Copy each line exactly. Leave nothing out.

▸ Exercise data:
# # #

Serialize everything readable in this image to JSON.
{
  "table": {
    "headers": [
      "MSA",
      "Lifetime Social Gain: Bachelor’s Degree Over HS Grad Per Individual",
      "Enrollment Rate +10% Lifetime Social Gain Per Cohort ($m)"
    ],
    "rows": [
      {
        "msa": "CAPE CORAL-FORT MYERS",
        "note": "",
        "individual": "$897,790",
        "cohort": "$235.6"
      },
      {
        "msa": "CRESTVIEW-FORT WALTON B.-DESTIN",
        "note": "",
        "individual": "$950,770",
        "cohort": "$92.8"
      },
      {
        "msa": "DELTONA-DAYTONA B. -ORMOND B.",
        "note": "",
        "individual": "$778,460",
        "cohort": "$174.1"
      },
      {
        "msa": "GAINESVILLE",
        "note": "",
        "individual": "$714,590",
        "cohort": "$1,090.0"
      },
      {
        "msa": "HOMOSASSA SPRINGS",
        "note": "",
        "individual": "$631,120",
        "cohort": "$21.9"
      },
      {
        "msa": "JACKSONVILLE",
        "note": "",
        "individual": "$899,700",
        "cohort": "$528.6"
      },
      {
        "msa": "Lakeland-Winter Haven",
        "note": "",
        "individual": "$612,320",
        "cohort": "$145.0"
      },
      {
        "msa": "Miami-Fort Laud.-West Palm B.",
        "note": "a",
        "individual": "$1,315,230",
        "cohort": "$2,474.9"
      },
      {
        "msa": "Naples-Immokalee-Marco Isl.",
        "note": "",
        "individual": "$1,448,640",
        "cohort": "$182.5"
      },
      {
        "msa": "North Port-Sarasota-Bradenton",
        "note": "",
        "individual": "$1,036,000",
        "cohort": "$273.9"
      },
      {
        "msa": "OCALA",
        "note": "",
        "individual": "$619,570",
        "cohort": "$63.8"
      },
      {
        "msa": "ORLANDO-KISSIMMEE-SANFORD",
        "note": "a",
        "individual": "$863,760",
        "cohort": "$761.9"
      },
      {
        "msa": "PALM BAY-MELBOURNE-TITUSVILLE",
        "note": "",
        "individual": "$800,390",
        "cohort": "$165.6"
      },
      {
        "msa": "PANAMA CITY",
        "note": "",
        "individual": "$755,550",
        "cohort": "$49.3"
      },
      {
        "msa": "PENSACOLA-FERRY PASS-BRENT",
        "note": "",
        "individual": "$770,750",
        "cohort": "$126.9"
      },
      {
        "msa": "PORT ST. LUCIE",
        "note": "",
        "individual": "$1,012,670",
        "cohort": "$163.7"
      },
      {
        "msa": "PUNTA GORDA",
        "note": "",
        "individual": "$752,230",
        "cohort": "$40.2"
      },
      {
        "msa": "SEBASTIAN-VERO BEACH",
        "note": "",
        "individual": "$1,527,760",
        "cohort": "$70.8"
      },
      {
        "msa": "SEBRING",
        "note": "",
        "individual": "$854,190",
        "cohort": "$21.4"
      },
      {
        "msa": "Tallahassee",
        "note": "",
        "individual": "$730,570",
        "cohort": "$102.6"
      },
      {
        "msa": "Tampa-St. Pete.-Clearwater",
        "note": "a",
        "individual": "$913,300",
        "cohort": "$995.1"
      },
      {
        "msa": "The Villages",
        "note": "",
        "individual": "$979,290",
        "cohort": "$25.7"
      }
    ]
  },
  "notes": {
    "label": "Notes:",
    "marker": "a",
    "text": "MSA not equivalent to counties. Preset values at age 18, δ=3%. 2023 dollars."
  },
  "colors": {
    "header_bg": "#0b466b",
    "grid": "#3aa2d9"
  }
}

# # #

▸ Correct response:
Serialize everything readable in this image to JSON.
{
  "table": {
    "headers": [
      "MSA",
      "Lifetime Social Gain: Bachelor’s Degree Over HS Grad Per Individual",
      "Enrollment Rate +10% Lifetime Social Gain Per Cohort ($m)"
    ],
    "rows": [
      {
        "msa": "CAPE CORAL-FORT MYERS",
        "note": "",
        "individual": "$897,790",
        "cohort": "$235.6"
      },
      {
        "msa": "CRESTVIEW-FORT WALTON B.-DESTIN",
        "note": "",
        "individual": "$950,770",
        "cohort": "$92.8"
      },
      {
        "msa": "DELTONA-DAYTONA B. -ORMOND B.",
        "note": "",
        "individual": "$778,460",
        "cohort": "$174.1"
      },
      {
        "msa": "GAINESVILLE",
        "note": "",
        "individual": "$714,590",
        "cohort": "$1,090.0"
      },
      {
        "msa": "HOMOSASSA SPRINGS",
        "note": "",
        "individual": "$631,120",
        "cohort": "$21.9"
      },
      {
        "msa": "JACKSONVILLE",
        "note": "",
        "individual": "$899,700",
        "cohort": "$528.6"
      },
      {
        "msa": "Lakeland-Winter Haven",
        "note": "",
        "individual": "$612,320",
        "cohort": "$145.0"
      },
      {
        "msa": "Miami-Fort Laud.-West Palm B.",
        "note": "a",
        "individual": "$1,315,230",
        "cohort": "$2,474.9"
      },
      {
        "msa": "Naples-Immokalee-Marco Isl.",
        "note": "",
        "individual": "$1,448,640",
        "cohort": "$182.5"
      },
      {
        "msa": "North Port-Sarasota-Bradenton",
        "note": "",
        "individual": "$1,036,000",
        "cohort": "$273.9"
      },
      {
        "msa": "OCALA",
        "note": "",
        "individual": "$619,570",
        "cohort": "$63.8"
      },
      {
        "msa": "ORLANDO-KISSIMMEE-SANFORD",
        "note": "a",
        "individual": "$863,760",
        "cohort": "$761.9"
      },
      {
        "msa": "PALM BAY-MELBOURNE-TITUSVILLE",
        "note": "",
        "individual": "$800,390",
        "cohort": "$165.6"
      },
      {
        "msa": "PANAMA CITY",
        "note": "",
        "individual": "$755,550",
        "cohort": "$49.3"
      },
      {
        "msa": "PENSACOLA-FERRY PASS-BRENT",
        "note": "",
        "individual": "$770,750",
        "cohort": "$126.9"
      },
      {
        "msa": "PORT ST. LUCIE",
        "note": "",
        "individual": "$1,012,670",
        "cohort": "$163.7"
      },
      {
        "msa": "PUNTA GORDA",
        "note": "",
        "individual": "$752,230",
        "cohort": "$40.2"
      },
      {
        "msa": "SEBASTIAN-VERO BEACH",
        "note": "",
        "individual": "$1,527,760",
        "cohort": "$70.8"
      },
      {
        "msa": "SEBRING",
        "note": "",
        "individual": "$854,190",
        "cohort": "$21.4"
      },
      {
        "msa": "Tallahassee",
        "note": "",
        "individual": "$730,570",
        "cohort": "$102.6"
      },
      {
        "msa": "Tampa-St. Pete.-Clearwater",
        "note": "a",
        "individual": "$913,300",
        "cohort": "$995.1"
      },
      {
        "msa": "The Villages",
        "note": "",
        "individual": "$979,290",
        "cohort": "$25.7"
      }
    ]
  },
  "notes": {
    "label": "Notes:",
    "marker": "a",
    "text": "MSA not equivalent to counties. Preset values at age 18, δ=3%. 2023 dollars."
  },
  "colors": {
    "header_bg": "#0b466b",
    "grid": "#3aa2d9"
  }
}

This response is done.